■ Task
Gather all lines in the records below that include the word "依法履职".

■ Source records
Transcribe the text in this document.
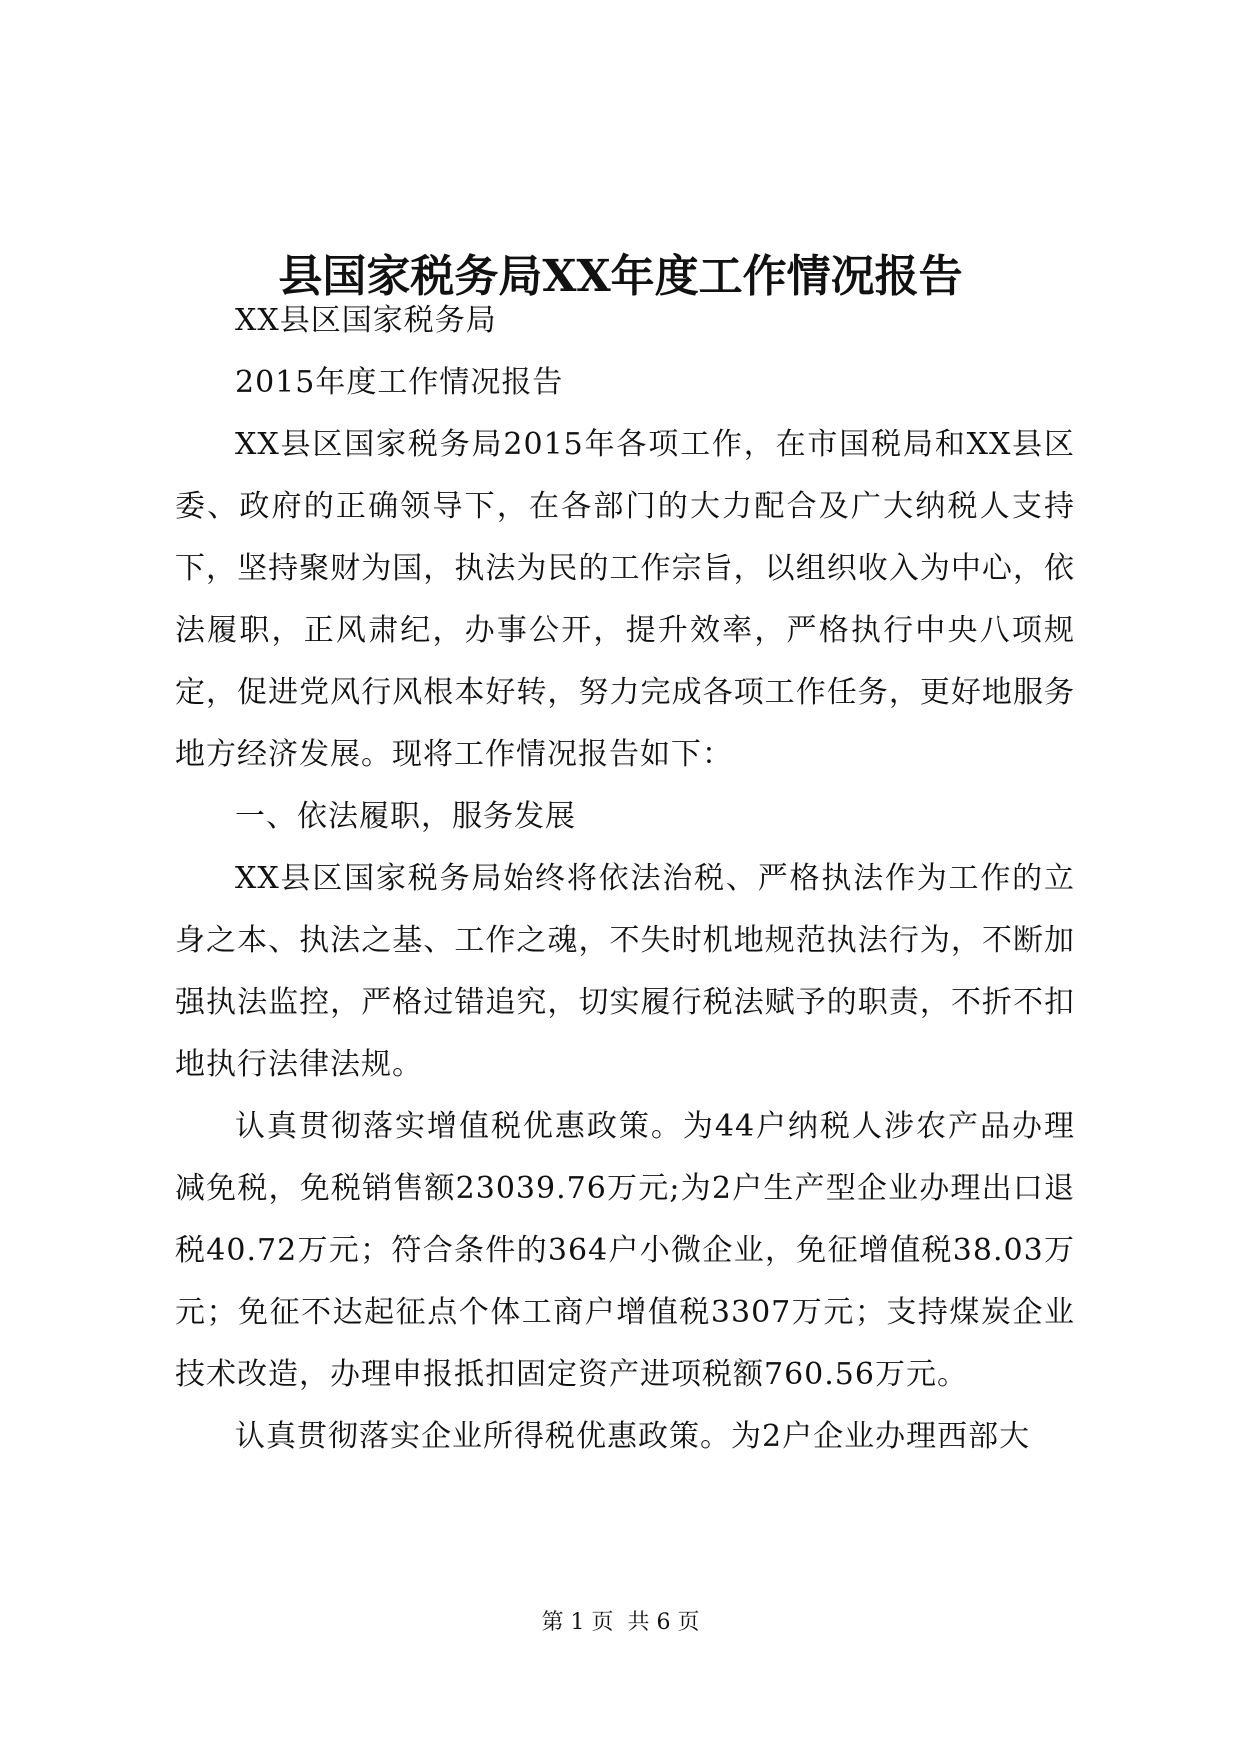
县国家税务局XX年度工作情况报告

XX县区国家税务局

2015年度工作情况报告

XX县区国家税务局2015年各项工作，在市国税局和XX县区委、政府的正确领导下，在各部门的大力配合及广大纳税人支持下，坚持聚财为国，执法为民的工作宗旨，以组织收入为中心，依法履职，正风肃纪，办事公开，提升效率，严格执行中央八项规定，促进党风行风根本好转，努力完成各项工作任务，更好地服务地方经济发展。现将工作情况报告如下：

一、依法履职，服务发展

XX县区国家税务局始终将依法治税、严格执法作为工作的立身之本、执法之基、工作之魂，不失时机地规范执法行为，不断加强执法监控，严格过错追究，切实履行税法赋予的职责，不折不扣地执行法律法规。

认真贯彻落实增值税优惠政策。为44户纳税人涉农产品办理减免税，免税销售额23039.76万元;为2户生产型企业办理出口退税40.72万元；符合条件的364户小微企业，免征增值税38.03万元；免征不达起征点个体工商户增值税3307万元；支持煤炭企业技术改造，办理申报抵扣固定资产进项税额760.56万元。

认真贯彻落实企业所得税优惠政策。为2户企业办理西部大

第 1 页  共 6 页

■ Solution to the problem
XX县区国家税务局2015年各项工作，在市国税局和XX县区委、政府的正确领导下，在各部门的大力配合及广大纳税人支持下，坚持聚财为国，执法为民的工作宗旨，以组织收入为中心，依法履职，正风肃纪，办事公开，提升效率，严格执行中央八项规定，促进党风行风根本好转，努力完成各项工作任务，更好地服务地方经济发展。现将工作情况报告如下：
一、依法履职，服务发展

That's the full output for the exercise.